Directive
Wherever a line holds the word "symptoms", copy that line out.

Record extracts
□ □ □ □

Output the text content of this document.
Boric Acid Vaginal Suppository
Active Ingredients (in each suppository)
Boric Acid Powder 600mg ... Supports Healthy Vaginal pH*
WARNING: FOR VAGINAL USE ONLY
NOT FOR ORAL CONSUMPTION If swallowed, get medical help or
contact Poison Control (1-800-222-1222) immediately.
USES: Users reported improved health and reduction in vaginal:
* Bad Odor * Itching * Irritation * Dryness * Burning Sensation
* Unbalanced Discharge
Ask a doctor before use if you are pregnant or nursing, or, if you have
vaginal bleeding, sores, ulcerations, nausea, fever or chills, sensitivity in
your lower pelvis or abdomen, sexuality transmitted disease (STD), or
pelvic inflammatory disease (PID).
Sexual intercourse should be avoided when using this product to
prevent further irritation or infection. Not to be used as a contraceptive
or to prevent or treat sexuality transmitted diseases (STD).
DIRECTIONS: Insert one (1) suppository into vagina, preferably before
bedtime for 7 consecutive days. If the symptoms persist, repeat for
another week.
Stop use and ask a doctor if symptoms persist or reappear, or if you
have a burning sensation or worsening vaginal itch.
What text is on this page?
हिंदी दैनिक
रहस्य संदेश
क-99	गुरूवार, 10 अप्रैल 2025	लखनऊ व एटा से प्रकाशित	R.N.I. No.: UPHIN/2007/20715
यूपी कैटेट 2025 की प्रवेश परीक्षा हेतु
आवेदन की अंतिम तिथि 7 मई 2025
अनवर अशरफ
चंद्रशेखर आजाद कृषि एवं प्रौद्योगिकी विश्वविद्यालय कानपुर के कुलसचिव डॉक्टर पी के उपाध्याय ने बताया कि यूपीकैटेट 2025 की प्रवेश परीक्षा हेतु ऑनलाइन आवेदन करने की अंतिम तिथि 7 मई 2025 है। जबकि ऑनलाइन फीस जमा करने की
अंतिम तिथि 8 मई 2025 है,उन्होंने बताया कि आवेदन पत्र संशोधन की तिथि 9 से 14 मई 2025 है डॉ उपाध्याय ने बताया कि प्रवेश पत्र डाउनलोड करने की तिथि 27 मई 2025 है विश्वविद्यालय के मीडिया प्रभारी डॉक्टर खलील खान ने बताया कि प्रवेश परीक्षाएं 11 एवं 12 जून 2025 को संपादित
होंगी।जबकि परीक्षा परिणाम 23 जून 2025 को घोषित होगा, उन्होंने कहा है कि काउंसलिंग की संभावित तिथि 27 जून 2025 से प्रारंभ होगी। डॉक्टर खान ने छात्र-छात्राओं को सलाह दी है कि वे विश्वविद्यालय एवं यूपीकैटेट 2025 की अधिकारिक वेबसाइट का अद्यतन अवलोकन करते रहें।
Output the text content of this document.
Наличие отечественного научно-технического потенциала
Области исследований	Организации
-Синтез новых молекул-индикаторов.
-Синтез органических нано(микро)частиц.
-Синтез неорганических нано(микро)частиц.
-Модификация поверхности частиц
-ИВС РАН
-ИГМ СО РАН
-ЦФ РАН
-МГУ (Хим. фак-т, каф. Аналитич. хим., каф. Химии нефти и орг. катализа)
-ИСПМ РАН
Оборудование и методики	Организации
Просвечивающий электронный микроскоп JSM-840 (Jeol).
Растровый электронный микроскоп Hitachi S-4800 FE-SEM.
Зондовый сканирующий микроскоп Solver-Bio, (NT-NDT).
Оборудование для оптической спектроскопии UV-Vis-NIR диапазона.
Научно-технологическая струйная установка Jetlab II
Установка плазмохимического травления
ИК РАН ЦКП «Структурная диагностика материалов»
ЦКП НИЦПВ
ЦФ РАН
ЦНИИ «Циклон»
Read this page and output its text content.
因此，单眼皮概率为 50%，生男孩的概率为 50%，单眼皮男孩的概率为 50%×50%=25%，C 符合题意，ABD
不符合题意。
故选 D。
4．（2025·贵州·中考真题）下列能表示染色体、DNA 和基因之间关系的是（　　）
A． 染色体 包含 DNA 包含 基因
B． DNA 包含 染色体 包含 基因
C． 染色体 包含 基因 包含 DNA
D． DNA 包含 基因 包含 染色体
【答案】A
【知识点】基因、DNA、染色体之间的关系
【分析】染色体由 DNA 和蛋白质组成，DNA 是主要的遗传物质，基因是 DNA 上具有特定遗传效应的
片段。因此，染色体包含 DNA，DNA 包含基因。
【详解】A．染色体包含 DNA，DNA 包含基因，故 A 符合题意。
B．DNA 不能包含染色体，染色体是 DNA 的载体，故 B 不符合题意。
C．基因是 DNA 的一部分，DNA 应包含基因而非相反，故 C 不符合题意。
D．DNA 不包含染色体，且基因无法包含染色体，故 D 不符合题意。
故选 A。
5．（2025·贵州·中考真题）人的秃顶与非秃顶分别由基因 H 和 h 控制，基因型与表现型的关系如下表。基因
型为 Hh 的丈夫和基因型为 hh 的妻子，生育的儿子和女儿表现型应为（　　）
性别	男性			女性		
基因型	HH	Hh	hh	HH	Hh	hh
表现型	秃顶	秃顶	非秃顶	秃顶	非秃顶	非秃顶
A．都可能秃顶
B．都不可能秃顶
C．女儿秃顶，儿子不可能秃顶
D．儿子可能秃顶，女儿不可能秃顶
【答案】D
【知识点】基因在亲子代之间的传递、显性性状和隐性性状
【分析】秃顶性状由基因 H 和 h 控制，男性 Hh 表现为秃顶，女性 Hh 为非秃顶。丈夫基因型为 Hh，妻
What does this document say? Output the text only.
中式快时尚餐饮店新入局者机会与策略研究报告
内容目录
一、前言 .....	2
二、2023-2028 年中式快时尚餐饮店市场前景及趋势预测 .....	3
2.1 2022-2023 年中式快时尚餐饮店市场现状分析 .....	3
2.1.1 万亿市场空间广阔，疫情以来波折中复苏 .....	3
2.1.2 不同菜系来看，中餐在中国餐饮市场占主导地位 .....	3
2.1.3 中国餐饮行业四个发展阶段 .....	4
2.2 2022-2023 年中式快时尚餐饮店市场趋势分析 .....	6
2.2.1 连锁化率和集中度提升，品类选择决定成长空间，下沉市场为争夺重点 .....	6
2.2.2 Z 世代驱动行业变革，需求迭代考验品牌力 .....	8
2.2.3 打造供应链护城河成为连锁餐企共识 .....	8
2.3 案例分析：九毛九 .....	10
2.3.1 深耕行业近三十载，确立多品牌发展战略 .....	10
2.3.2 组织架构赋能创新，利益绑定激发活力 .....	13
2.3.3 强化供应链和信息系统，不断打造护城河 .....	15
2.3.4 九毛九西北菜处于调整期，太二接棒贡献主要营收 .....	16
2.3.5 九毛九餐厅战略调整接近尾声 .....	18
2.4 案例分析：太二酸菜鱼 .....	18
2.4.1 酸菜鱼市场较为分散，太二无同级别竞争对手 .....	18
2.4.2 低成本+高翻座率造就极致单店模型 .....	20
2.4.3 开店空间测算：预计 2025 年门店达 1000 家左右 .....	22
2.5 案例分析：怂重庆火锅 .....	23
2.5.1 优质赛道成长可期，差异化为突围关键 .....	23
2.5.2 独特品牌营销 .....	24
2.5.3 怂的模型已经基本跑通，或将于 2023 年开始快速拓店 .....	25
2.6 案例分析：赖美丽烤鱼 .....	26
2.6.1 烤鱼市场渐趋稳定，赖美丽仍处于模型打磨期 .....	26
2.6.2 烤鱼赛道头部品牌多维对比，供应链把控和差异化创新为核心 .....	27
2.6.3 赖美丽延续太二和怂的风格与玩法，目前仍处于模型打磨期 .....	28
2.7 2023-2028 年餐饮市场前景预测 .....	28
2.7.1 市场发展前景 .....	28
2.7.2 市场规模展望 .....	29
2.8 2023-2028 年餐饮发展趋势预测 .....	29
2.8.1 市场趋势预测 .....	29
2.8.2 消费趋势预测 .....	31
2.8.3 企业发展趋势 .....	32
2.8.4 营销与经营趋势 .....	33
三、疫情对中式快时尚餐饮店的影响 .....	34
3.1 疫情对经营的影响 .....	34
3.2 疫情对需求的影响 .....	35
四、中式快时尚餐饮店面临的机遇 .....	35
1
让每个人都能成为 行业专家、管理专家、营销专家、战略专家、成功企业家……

□ □ □ □

Result of this exercise
bedtime for 7 consecutive days. If the symptoms persist, repeat for
Stop use and ask a doctor if symptoms persist or reappear, or if you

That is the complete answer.